Return every line of the data below that includes the string "它的电容就越大".

Input material >>
┄┄┄┄┄┄┄┄┄┄
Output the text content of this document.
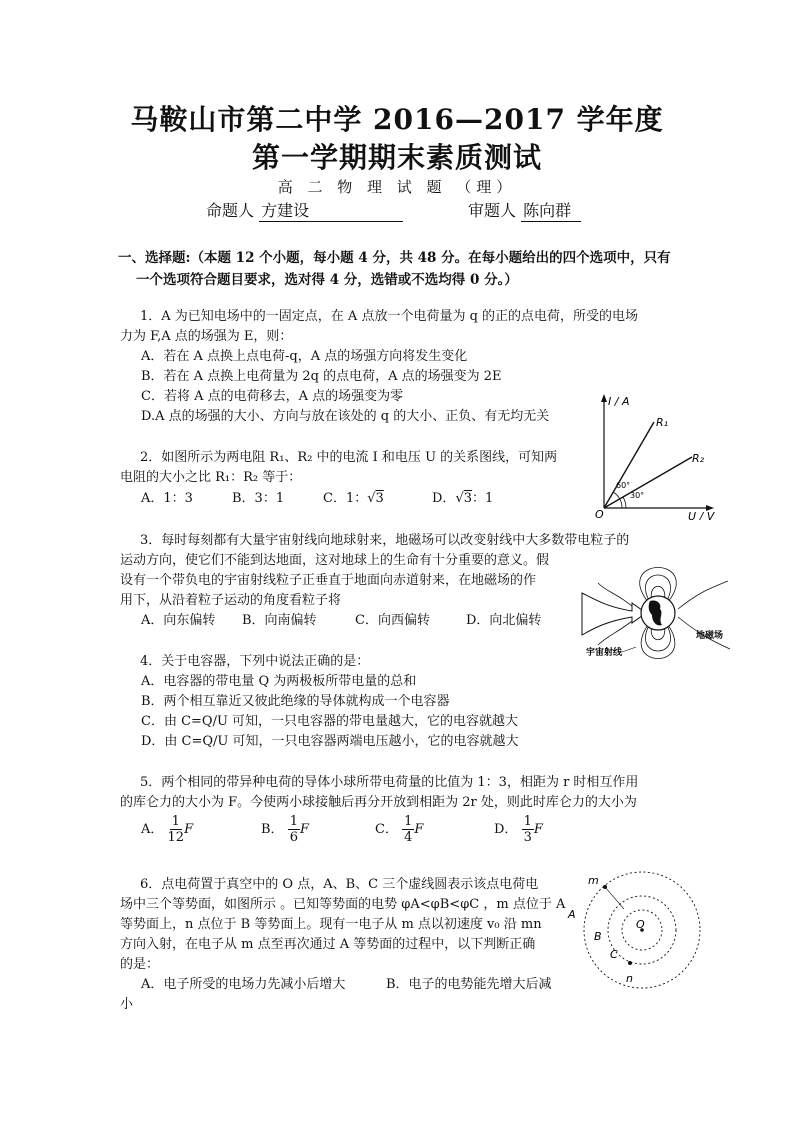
马鞍山市第二中学 2016—2017 学年度
第一学期期末素质测试
高 二 物 理 试 题 （理）
命题人 方建设	审题人 陈向群
一、选择题:（本题 12 个小题，每小题 4 分，共 48 分。在每小题给出的四个选项中，只有
一个选项符合题目要求，选对得 4 分，选错或不选均得 0 分。）
1．A 为已知电场中的一固定点，在 A 点放一个电荷量为 q 的正的点电荷，所受的电场
力为 F,A 点的场强为 E，则：
A．若在 A 点换上点电荷-q，A 点的场强方向将发生变化
B．若在 A 点换上电荷量为 2q 的点电荷，A 点的场强变为 2E
C．若将 A 点的电荷移去，A 点的场强变为零
D.A 点的场强的大小、方向与放在该处的 q 的大小、正负、有无均无关
2．如图所示为两电阻 R₁、R₂ 中的电流 I 和电压 U 的关系图线，可知两
电阻的大小之比 R₁：R₂ 等于：
A．1：3	B．3：1	C．1：√3	D．√3：1
I / A
U / V
O
R₁
R₂
60°
30°
3．每时每刻都有大量宇宙射线向地球射来，地磁场可以改变射线中大多数带电粒子的
运动方向，使它们不能到达地面，这对地球上的生命有十分重要的意义。假
设有一个带负电的宇宙射线粒子正垂直于地面向赤道射来，在地磁场的作
用下，从沿着粒子运动的角度看粒子将
A．向东偏转 B．向南偏转	C．向西偏转	D．向北偏转
地磁场
宇宙射线
4．关于电容器，下列中说法正确的是：
A．电容器的带电量 Q 为两极板所带电量的总和
B．两个相互靠近又彼此绝缘的导体就构成一个电容器
C．由 C=Q/U 可知，一只电容器的带电量越大，它的电容就越大
D．由 C=Q/U 可知，一只电容器两端电压越小，它的电容就越大
5．两个相同的带异种电荷的导体小球所带电荷量的比值为 1：3，相距为 r 时相互作用
的库仑力的大小为 F。今使两小球接触后再分开放到相距为 2r 处，则此时库仑力的大小为
A． $\frac{1}{12}$ F	B． $\frac{1}{6}$ F	C． $\frac{1}{4}$ F	D． $\frac{1}{3}$ F
6．点电荷置于真空中的 O 点，A、B、C 三个虚线圆表示该点电荷电
场中三个等势面，如图所示 。已知等势面的电势 φA<φB<φC ，m 点位于 A
等势面上，n 点位于 B 等势面上。现有一电子从 m 点以初速度 v₀ 沿 mn
方向入射，在电子从 m 点至再次通过 A 等势面的过程中，以下判断正确
的是：
A．电子所受的电场力先减小后增大	B．电子的电势能先增大后减
小
m
n
A
B
C
O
┄┄┄┄┄┄┄┄┄┄
Full solution >>
C．由 C=Q/U 可知，一只电容器的带电量越大，它的电容就越大
D．由 C=Q/U 可知，一只电容器两端电压越小，它的电容就越大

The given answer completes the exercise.